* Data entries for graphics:
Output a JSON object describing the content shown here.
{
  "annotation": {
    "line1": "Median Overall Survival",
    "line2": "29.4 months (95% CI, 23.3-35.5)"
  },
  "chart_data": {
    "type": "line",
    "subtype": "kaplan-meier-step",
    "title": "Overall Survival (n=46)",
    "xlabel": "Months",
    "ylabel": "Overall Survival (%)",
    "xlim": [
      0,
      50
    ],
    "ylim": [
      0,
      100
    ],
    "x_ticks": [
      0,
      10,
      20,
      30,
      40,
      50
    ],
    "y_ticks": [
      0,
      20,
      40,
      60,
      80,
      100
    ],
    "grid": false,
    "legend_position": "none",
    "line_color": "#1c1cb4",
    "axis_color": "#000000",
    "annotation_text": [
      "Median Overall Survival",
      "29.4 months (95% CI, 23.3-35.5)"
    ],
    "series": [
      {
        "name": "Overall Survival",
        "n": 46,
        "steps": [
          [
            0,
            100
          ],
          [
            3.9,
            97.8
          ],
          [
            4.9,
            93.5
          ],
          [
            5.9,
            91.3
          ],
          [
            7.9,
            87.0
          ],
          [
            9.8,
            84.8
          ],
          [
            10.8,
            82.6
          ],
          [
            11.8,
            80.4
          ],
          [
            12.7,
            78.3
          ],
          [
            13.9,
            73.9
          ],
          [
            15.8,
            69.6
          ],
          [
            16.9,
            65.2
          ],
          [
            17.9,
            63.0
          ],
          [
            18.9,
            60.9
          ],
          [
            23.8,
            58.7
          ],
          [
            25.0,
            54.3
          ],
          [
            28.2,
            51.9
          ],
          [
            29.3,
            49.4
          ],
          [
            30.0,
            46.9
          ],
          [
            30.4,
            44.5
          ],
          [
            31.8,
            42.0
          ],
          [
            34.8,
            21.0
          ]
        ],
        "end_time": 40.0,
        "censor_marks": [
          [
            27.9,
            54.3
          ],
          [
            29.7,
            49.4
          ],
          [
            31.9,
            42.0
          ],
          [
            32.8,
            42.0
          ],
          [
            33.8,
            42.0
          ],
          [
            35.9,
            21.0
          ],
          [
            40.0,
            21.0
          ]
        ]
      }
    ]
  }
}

* Problem:
All of the entries must be written out exactly as they stand.

* Answer to the exercise:
Output a JSON object describing the content shown here.
{
  "annotation": {
    "line1": "Median Overall Survival",
    "line2": "29.4 months (95% CI, 23.3-35.5)"
  },
  "chart_data": {
    "type": "line",
    "subtype": "kaplan-meier-step",
    "title": "Overall Survival (n=46)",
    "xlabel": "Months",
    "ylabel": "Overall Survival (%)",
    "xlim": [
      0,
      50
    ],
    "ylim": [
      0,
      100
    ],
    "x_ticks": [
      0,
      10,
      20,
      30,
      40,
      50
    ],
    "y_ticks": [
      0,
      20,
      40,
      60,
      80,
      100
    ],
    "grid": false,
    "legend_position": "none",
    "line_color": "#1c1cb4",
    "axis_color": "#000000",
    "annotation_text": [
      "Median Overall Survival",
      "29.4 months (95% CI, 23.3-35.5)"
    ],
    "series": [
      {
        "name": "Overall Survival",
        "n": 46,
        "steps": [
          [
            0,
            100
          ],
          [
            3.9,
            97.8
          ],
          [
            4.9,
            93.5
          ],
          [
            5.9,
            91.3
          ],
          [
            7.9,
            87.0
          ],
          [
            9.8,
            84.8
          ],
          [
            10.8,
            82.6
          ],
          [
            11.8,
            80.4
          ],
          [
            12.7,
            78.3
          ],
          [
            13.9,
            73.9
          ],
          [
            15.8,
            69.6
          ],
          [
            16.9,
            65.2
          ],
          [
            17.9,
            63.0
          ],
          [
            18.9,
            60.9
          ],
          [
            23.8,
            58.7
          ],
          [
            25.0,
            54.3
          ],
          [
            28.2,
            51.9
          ],
          [
            29.3,
            49.4
          ],
          [
            30.0,
            46.9
          ],
          [
            30.4,
            44.5
          ],
          [
            31.8,
            42.0
          ],
          [
            34.8,
            21.0
          ]
        ],
        "end_time": 40.0,
        "censor_marks": [
          [
            27.9,
            54.3
          ],
          [
            29.7,
            49.4
          ],
          [
            31.9,
            42.0
          ],
          [
            32.8,
            42.0
          ],
          [
            33.8,
            42.0
          ],
          [
            35.9,
            21.0
          ],
          [
            40.0,
            21.0
          ]
        ]
      }
    ]
  }
}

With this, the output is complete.